▽

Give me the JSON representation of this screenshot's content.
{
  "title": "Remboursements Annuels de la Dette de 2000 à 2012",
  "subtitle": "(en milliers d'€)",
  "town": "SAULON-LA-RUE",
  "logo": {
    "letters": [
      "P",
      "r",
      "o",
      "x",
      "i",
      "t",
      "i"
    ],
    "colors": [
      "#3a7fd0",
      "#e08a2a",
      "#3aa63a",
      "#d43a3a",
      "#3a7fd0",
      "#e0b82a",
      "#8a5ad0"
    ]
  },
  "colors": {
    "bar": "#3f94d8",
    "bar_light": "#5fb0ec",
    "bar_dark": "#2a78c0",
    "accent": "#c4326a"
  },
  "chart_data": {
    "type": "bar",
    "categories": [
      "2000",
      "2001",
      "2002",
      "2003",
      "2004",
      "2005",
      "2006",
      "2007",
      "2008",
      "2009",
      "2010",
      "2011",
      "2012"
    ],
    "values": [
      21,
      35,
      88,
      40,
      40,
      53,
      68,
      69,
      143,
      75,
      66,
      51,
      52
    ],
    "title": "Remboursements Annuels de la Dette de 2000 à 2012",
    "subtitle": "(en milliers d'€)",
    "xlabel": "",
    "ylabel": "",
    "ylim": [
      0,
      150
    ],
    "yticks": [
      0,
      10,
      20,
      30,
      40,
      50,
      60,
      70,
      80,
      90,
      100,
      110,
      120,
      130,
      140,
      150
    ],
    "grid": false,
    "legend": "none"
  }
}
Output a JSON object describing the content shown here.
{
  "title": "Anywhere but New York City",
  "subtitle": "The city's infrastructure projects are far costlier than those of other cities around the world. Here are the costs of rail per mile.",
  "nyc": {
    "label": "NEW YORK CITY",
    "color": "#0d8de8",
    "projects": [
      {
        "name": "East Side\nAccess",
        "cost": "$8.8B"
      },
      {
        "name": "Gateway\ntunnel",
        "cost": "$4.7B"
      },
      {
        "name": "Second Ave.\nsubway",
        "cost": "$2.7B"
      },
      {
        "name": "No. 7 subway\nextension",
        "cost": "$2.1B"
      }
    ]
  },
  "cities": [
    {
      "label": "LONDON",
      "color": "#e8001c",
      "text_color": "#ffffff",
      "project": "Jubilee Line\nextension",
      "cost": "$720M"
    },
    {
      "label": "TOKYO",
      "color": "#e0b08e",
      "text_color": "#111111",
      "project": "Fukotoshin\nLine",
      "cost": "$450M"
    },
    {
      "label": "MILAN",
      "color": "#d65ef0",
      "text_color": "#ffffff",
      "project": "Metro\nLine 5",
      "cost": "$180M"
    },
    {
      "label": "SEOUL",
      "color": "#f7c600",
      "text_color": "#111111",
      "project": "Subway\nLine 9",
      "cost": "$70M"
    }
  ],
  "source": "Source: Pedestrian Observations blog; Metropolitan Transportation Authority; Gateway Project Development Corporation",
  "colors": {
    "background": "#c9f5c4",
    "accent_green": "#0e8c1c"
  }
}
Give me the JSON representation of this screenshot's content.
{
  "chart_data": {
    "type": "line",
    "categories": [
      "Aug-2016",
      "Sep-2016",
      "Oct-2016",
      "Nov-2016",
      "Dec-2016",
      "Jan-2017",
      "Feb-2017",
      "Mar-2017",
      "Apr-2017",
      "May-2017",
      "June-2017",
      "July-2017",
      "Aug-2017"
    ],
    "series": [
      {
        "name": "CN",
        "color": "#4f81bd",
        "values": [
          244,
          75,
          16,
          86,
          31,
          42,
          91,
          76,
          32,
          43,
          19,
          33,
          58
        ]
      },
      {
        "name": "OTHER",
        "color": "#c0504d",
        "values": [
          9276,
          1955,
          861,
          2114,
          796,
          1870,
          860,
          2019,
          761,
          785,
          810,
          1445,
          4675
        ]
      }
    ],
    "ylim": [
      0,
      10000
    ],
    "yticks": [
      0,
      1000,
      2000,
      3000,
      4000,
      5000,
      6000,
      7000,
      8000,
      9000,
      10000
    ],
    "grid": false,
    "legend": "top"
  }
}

△

Output the listing above without altering a single character.

Give me the JSON representation of this screenshot's content.
{
  "title": "Remboursements Annuels de la Dette de 2000 à 2012",
  "subtitle": "(en milliers d'€)",
  "town": "SAULON-LA-RUE",
  "logo": {
    "letters": [
      "P",
      "r",
      "o",
      "x",
      "i",
      "t",
      "i"
    ],
    "colors": [
      "#3a7fd0",
      "#e08a2a",
      "#3aa63a",
      "#d43a3a",
      "#3a7fd0",
      "#e0b82a",
      "#8a5ad0"
    ]
  },
  "colors": {
    "bar": "#3f94d8",
    "bar_light": "#5fb0ec",
    "bar_dark": "#2a78c0",
    "accent": "#c4326a"
  },
  "chart_data": {
    "type": "bar",
    "categories": [
      "2000",
      "2001",
      "2002",
      "2003",
      "2004",
      "2005",
      "2006",
      "2007",
      "2008",
      "2009",
      "2010",
      "2011",
      "2012"
    ],
    "values": [
      21,
      35,
      88,
      40,
      40,
      53,
      68,
      69,
      143,
      75,
      66,
      51,
      52
    ],
    "title": "Remboursements Annuels de la Dette de 2000 à 2012",
    "subtitle": "(en milliers d'€)",
    "xlabel": "",
    "ylabel": "",
    "ylim": [
      0,
      150
    ],
    "yticks": [
      0,
      10,
      20,
      30,
      40,
      50,
      60,
      70,
      80,
      90,
      100,
      110,
      120,
      130,
      140,
      150
    ],
    "grid": false,
    "legend": "none"
  }
}
Output a JSON object describing the content shown here.
{
  "title": "Anywhere but New York City",
  "subtitle": "The city's infrastructure projects are far costlier than those of other cities around the world. Here are the costs of rail per mile.",
  "nyc": {
    "label": "NEW YORK CITY",
    "color": "#0d8de8",
    "projects": [
      {
        "name": "East Side\nAccess",
        "cost": "$8.8B"
      },
      {
        "name": "Gateway\ntunnel",
        "cost": "$4.7B"
      },
      {
        "name": "Second Ave.\nsubway",
        "cost": "$2.7B"
      },
      {
        "name": "No. 7 subway\nextension",
        "cost": "$2.1B"
      }
    ]
  },
  "cities": [
    {
      "label": "LONDON",
      "color": "#e8001c",
      "text_color": "#ffffff",
      "project": "Jubilee Line\nextension",
      "cost": "$720M"
    },
    {
      "label": "TOKYO",
      "color": "#e0b08e",
      "text_color": "#111111",
      "project": "Fukotoshin\nLine",
      "cost": "$450M"
    },
    {
      "label": "MILAN",
      "color": "#d65ef0",
      "text_color": "#ffffff",
      "project": "Metro\nLine 5",
      "cost": "$180M"
    },
    {
      "label": "SEOUL",
      "color": "#f7c600",
      "text_color": "#111111",
      "project": "Subway\nLine 9",
      "cost": "$70M"
    }
  ],
  "source": "Source: Pedestrian Observations blog; Metropolitan Transportation Authority; Gateway Project Development Corporation",
  "colors": {
    "background": "#c9f5c4",
    "accent_green": "#0e8c1c"
  }
}
Give me the JSON representation of this screenshot's content.
{
  "chart_data": {
    "type": "line",
    "categories": [
      "Aug-2016",
      "Sep-2016",
      "Oct-2016",
      "Nov-2016",
      "Dec-2016",
      "Jan-2017",
      "Feb-2017",
      "Mar-2017",
      "Apr-2017",
      "May-2017",
      "June-2017",
      "July-2017",
      "Aug-2017"
    ],
    "series": [
      {
        "name": "CN",
        "color": "#4f81bd",
        "values": [
          244,
          75,
          16,
          86,
          31,
          42,
          91,
          76,
          32,
          43,
          19,
          33,
          58
        ]
      },
      {
        "name": "OTHER",
        "color": "#c0504d",
        "values": [
          9276,
          1955,
          861,
          2114,
          796,
          1870,
          860,
          2019,
          761,
          785,
          810,
          1445,
          4675
        ]
      }
    ],
    "ylim": [
      0,
      10000
    ],
    "yticks": [
      0,
      1000,
      2000,
      3000,
      4000,
      5000,
      6000,
      7000,
      8000,
      9000,
      10000
    ],
    "grid": false,
    "legend": "top"
  }
}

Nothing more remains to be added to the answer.